Provided material —
>>>>
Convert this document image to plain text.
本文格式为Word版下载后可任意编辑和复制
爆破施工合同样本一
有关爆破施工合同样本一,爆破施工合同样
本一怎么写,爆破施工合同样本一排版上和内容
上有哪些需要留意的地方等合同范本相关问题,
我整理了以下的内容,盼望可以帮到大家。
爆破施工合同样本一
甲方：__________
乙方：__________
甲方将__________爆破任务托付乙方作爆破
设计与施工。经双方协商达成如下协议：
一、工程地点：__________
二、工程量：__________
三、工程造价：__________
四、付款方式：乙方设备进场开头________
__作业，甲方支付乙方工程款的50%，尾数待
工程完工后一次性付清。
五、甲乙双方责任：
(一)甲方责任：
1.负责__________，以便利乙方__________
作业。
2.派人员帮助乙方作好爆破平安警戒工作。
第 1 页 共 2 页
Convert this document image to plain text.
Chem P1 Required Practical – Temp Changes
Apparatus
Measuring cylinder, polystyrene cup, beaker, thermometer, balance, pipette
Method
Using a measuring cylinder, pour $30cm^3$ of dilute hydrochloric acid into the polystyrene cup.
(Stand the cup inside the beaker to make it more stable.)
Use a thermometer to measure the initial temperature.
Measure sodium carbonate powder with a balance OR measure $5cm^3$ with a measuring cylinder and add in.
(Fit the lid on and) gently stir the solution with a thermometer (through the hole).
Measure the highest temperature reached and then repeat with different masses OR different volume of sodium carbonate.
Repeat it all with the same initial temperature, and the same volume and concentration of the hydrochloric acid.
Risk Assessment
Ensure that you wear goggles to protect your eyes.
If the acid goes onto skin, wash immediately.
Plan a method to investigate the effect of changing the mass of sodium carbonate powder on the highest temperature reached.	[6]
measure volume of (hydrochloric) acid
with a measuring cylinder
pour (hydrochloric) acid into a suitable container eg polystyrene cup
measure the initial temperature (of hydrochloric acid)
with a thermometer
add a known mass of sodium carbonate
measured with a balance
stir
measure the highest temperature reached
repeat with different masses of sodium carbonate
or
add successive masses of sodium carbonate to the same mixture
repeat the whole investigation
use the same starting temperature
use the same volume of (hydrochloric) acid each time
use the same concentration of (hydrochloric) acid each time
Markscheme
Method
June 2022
<<<<
What is required —
Transcribe every entry exactly.

Answer to the task —
Convert this document image to plain text.
本文格式为Word版下载后可任意编辑和复制
爆破施工合同样本一
有关爆破施工合同样本一,爆破施工合同样
本一怎么写,爆破施工合同样本一排版上和内容
上有哪些需要留意的地方等合同范本相关问题,
我整理了以下的内容,盼望可以帮到大家。
爆破施工合同样本一
甲方：__________
乙方：__________
甲方将__________爆破任务托付乙方作爆破
设计与施工。经双方协商达成如下协议：
一、工程地点：__________
二、工程量：__________
三、工程造价：__________
四、付款方式：乙方设备进场开头________
__作业，甲方支付乙方工程款的50%，尾数待
工程完工后一次性付清。
五、甲乙双方责任：
(一)甲方责任：
1.负责__________，以便利乙方__________
作业。
2.派人员帮助乙方作好爆破平安警戒工作。
第 1 页 共 2 页
Convert this document image to plain text.
Chem P1 Required Practical – Temp Changes
Apparatus
Measuring cylinder, polystyrene cup, beaker, thermometer, balance, pipette
Method
Using a measuring cylinder, pour $30cm^3$ of dilute hydrochloric acid into the polystyrene cup.
(Stand the cup inside the beaker to make it more stable.)
Use a thermometer to measure the initial temperature.
Measure sodium carbonate powder with a balance OR measure $5cm^3$ with a measuring cylinder and add in.
(Fit the lid on and) gently stir the solution with a thermometer (through the hole).
Measure the highest temperature reached and then repeat with different masses OR different volume of sodium carbonate.
Repeat it all with the same initial temperature, and the same volume and concentration of the hydrochloric acid.
Risk Assessment
Ensure that you wear goggles to protect your eyes.
If the acid goes onto skin, wash immediately.
Plan a method to investigate the effect of changing the mass of sodium carbonate powder on the highest temperature reached.	[6]
measure volume of (hydrochloric) acid
with a measuring cylinder
pour (hydrochloric) acid into a suitable container eg polystyrene cup
measure the initial temperature (of hydrochloric acid)
with a thermometer
add a known mass of sodium carbonate
measured with a balance
stir
measure the highest temperature reached
repeat with different masses of sodium carbonate
or
add successive masses of sodium carbonate to the same mixture
repeat the whole investigation
use the same starting temperature
use the same volume of (hydrochloric) acid each time
use the same concentration of (hydrochloric) acid each time
Markscheme
Method
June 2022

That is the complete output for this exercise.